— Begin Records to process —

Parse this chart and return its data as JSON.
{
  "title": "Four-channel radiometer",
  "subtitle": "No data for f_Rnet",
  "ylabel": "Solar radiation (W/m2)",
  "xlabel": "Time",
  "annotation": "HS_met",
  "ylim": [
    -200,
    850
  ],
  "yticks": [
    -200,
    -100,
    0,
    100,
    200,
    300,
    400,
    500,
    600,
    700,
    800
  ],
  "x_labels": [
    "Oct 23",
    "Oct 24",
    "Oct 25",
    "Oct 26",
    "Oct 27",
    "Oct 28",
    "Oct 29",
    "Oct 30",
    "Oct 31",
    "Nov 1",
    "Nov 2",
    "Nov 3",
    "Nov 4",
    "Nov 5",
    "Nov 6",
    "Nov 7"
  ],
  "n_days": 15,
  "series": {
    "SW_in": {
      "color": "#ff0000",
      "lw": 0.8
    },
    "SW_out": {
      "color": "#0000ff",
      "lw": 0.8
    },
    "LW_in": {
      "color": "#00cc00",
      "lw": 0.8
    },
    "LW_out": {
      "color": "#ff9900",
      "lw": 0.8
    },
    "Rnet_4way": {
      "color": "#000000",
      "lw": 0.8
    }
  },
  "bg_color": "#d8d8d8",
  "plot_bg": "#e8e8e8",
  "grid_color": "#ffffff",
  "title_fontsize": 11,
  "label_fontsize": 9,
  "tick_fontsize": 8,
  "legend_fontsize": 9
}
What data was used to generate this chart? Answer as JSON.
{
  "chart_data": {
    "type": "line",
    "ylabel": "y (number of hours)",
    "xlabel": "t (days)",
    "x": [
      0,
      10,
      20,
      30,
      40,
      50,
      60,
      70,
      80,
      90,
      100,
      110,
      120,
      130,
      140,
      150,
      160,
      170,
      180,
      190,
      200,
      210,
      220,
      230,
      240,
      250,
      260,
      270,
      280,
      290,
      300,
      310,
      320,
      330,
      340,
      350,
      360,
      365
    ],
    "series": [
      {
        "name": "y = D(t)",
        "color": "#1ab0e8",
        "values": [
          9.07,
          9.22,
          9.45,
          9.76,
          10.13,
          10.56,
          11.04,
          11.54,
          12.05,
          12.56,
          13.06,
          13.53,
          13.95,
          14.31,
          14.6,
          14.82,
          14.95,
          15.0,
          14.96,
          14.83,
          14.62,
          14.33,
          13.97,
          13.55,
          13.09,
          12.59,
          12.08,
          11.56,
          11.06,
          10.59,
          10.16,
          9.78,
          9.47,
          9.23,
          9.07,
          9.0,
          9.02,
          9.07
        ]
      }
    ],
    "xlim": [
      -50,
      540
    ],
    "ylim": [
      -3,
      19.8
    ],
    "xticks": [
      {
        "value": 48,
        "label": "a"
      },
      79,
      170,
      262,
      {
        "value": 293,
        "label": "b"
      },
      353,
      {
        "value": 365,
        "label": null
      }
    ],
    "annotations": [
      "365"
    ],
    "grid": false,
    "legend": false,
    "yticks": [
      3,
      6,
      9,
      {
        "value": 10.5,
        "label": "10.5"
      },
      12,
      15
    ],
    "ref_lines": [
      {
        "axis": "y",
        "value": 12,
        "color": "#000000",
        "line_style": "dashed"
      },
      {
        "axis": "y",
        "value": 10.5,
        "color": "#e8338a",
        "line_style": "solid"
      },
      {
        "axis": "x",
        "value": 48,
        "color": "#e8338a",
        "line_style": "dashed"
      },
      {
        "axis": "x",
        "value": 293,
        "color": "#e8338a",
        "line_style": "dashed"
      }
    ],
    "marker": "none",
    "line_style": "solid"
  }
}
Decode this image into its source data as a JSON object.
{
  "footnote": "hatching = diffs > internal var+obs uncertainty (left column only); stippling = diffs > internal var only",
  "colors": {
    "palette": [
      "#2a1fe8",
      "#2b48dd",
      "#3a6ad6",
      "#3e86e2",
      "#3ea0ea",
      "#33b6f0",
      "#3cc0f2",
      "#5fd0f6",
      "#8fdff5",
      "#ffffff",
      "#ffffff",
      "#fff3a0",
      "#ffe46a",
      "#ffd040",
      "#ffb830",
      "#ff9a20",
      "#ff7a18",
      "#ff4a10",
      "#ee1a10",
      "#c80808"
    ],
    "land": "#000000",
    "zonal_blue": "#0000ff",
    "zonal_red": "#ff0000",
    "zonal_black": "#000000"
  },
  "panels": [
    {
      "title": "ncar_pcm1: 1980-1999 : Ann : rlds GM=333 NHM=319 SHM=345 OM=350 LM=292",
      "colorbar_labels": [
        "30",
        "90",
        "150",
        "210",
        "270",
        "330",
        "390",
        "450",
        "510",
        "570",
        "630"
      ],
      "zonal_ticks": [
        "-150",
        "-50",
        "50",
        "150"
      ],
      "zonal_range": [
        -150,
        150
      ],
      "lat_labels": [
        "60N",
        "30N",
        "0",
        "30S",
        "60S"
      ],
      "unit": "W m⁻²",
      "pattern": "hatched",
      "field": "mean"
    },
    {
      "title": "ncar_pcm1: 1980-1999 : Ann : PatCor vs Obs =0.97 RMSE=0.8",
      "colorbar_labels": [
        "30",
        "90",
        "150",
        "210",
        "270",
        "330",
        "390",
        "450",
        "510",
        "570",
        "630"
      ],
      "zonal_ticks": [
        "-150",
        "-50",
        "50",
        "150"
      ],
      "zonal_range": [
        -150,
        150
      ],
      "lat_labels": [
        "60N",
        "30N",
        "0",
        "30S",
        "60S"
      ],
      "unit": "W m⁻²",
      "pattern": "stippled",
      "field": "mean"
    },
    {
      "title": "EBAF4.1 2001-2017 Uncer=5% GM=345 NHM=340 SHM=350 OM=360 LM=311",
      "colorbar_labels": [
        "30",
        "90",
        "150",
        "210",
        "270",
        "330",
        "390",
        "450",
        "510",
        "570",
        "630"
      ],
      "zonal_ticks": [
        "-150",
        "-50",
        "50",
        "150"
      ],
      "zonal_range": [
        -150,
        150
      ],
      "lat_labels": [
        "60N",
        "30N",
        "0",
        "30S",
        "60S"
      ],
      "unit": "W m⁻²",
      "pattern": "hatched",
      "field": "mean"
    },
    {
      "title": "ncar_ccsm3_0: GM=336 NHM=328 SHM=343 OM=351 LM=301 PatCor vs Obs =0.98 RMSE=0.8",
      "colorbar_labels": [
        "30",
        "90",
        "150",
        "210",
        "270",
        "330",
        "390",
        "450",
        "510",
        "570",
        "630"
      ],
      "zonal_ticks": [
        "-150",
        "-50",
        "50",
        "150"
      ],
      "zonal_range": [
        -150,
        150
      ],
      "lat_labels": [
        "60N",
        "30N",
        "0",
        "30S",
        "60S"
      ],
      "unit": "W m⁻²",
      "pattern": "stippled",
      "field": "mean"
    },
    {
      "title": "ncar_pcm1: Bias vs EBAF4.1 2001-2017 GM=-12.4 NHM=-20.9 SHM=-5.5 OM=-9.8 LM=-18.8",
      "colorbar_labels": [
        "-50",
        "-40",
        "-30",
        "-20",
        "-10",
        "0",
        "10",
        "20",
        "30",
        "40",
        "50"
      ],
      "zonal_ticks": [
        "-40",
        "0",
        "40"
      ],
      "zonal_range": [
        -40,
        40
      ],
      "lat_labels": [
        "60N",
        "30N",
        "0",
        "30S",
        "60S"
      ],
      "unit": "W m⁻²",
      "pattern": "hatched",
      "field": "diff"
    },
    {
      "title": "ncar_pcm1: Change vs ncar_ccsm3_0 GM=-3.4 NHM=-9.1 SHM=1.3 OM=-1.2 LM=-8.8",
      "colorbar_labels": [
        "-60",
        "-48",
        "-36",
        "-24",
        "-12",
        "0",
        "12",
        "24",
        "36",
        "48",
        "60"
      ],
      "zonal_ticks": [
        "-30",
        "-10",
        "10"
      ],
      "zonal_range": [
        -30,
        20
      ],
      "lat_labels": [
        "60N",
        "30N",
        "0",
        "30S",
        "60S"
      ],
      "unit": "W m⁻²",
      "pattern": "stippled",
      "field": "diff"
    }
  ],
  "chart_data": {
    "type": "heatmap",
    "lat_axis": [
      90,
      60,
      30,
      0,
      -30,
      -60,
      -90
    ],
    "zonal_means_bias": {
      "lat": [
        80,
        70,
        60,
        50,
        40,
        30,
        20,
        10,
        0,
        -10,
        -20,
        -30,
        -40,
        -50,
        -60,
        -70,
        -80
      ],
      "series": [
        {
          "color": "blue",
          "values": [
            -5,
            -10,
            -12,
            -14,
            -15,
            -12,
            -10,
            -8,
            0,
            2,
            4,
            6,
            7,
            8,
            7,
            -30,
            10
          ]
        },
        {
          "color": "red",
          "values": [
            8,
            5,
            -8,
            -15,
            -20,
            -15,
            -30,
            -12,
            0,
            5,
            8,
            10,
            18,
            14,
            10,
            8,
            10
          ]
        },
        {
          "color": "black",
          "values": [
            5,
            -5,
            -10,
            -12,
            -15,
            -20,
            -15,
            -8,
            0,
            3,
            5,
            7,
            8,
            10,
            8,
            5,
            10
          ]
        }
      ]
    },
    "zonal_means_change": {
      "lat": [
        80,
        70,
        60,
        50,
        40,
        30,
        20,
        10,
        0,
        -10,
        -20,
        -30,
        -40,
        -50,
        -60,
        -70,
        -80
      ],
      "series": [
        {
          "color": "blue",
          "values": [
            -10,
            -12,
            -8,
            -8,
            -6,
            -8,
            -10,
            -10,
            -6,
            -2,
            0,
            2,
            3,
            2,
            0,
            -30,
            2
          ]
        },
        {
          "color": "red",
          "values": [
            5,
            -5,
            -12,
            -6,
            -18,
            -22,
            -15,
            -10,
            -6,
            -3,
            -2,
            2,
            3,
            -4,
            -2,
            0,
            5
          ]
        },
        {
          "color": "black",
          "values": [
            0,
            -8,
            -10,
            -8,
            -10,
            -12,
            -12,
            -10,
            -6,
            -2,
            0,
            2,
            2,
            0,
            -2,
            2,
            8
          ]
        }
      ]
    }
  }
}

— End Records to process —

**Exercise objective**
Copy out the lines in which the string "this" appears.

**Result**
Parse this chart and return its data as JSON.
What data was used to generate this chart? Answer as JSON.
Decode this image into its source data as a JSON object.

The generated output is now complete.